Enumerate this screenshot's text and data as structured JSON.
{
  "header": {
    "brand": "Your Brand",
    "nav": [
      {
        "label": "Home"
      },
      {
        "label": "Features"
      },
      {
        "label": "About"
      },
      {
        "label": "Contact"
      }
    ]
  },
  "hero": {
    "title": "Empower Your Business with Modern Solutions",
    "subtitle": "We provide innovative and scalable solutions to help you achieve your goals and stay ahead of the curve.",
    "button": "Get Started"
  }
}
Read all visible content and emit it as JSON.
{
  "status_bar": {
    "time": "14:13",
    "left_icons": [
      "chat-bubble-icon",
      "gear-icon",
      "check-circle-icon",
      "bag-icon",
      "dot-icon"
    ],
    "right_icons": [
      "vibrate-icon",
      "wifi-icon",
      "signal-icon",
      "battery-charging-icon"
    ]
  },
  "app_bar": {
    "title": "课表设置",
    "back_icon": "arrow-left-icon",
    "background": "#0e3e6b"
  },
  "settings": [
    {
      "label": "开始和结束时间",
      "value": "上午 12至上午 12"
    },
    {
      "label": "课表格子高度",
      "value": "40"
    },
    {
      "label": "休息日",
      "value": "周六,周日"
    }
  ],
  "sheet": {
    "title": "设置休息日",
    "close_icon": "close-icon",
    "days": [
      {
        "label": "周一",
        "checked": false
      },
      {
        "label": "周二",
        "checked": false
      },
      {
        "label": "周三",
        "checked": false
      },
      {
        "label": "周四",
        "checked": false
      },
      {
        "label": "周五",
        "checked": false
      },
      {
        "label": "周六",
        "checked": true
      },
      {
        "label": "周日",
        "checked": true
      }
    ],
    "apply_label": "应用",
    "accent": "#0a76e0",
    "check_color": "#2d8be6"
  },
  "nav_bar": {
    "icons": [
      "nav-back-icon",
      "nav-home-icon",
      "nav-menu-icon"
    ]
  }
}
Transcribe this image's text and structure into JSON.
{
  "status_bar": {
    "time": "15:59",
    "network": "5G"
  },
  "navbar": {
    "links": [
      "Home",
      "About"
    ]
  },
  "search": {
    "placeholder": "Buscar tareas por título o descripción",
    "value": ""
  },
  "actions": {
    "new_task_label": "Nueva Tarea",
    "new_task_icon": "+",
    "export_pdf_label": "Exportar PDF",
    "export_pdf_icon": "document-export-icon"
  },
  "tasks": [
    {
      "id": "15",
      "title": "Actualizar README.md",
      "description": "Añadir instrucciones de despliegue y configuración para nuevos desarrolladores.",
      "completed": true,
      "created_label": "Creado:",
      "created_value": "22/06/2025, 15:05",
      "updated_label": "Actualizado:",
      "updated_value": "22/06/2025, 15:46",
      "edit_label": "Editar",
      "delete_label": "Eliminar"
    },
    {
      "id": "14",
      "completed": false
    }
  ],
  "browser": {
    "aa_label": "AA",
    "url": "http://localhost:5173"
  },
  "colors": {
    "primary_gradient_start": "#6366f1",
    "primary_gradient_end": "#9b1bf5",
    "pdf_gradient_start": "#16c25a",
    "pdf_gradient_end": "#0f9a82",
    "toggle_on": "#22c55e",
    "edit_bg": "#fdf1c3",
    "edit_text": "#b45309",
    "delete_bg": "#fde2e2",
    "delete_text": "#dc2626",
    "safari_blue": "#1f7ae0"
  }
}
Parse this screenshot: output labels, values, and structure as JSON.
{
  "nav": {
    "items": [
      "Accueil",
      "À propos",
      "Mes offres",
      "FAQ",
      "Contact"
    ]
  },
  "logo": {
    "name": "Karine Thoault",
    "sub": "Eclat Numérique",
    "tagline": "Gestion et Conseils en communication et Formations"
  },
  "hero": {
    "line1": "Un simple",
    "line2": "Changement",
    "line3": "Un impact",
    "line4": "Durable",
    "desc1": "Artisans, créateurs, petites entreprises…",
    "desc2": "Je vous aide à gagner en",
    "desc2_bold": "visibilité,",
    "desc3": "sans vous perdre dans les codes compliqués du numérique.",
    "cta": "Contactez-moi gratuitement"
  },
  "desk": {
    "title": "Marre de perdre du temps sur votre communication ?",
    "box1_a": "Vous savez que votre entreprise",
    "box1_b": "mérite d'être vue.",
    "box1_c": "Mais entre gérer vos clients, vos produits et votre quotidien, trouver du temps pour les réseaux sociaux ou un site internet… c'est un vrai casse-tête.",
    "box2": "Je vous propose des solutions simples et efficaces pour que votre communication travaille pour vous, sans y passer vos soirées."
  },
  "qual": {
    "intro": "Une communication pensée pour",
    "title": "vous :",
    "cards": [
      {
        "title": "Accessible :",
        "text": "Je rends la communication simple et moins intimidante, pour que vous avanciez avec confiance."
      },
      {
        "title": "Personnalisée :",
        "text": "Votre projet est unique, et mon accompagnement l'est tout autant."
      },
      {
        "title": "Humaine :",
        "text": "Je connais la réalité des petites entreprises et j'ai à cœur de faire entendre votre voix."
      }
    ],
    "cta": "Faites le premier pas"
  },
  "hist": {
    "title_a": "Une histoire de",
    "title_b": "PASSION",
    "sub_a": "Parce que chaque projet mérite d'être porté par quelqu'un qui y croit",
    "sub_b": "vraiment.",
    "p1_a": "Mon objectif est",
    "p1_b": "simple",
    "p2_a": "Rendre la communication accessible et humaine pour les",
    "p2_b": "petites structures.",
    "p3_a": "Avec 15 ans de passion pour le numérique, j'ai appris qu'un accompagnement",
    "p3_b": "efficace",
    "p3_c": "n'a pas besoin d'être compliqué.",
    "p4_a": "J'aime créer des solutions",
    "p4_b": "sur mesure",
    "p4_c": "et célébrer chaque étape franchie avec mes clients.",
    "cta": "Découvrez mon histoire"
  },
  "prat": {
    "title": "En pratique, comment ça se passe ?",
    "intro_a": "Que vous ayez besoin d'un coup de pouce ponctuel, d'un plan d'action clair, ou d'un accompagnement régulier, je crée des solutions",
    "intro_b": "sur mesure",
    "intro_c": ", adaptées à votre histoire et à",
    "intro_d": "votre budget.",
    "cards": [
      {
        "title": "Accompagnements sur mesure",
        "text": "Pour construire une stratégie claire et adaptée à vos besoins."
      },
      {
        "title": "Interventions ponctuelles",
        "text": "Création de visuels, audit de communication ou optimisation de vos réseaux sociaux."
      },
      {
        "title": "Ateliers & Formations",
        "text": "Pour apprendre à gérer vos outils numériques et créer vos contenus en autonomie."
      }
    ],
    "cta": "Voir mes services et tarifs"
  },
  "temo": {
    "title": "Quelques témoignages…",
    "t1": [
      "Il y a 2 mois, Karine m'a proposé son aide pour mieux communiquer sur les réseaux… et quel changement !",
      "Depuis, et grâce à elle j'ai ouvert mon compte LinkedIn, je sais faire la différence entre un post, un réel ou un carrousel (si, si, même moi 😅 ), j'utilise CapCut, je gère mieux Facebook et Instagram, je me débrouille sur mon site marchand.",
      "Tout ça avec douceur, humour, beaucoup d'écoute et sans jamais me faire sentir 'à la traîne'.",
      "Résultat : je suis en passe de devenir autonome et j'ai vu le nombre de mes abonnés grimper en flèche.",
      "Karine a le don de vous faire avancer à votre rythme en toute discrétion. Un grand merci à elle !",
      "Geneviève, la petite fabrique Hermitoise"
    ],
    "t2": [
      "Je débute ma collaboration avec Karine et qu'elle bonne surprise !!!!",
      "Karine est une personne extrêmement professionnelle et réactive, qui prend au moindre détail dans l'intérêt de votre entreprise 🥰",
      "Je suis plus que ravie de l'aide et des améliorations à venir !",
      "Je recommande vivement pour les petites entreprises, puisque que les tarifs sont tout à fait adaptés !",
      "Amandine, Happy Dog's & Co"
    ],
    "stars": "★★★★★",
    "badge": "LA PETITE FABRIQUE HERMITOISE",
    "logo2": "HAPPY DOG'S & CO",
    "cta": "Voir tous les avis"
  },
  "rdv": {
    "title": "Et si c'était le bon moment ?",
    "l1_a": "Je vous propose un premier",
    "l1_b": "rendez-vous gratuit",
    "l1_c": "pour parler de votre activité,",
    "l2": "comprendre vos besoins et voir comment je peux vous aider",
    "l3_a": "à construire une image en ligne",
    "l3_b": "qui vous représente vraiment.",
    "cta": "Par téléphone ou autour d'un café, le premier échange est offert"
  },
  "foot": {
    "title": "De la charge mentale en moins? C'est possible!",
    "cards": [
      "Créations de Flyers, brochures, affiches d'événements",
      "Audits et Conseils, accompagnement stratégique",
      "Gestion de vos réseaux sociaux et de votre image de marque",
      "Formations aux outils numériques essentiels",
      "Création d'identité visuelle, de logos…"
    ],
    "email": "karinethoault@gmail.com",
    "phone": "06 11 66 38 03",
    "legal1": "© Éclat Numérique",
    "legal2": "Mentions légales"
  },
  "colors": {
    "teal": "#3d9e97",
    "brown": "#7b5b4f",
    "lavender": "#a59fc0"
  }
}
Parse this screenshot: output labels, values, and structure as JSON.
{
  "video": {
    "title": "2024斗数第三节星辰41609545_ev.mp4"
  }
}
--------------------------------
■ JOB: What is the number of lines in this listing that contain the word "histoire"? Answer with that number and nothing else.

■ SOLUTION FOR THIS EXERCISE: 3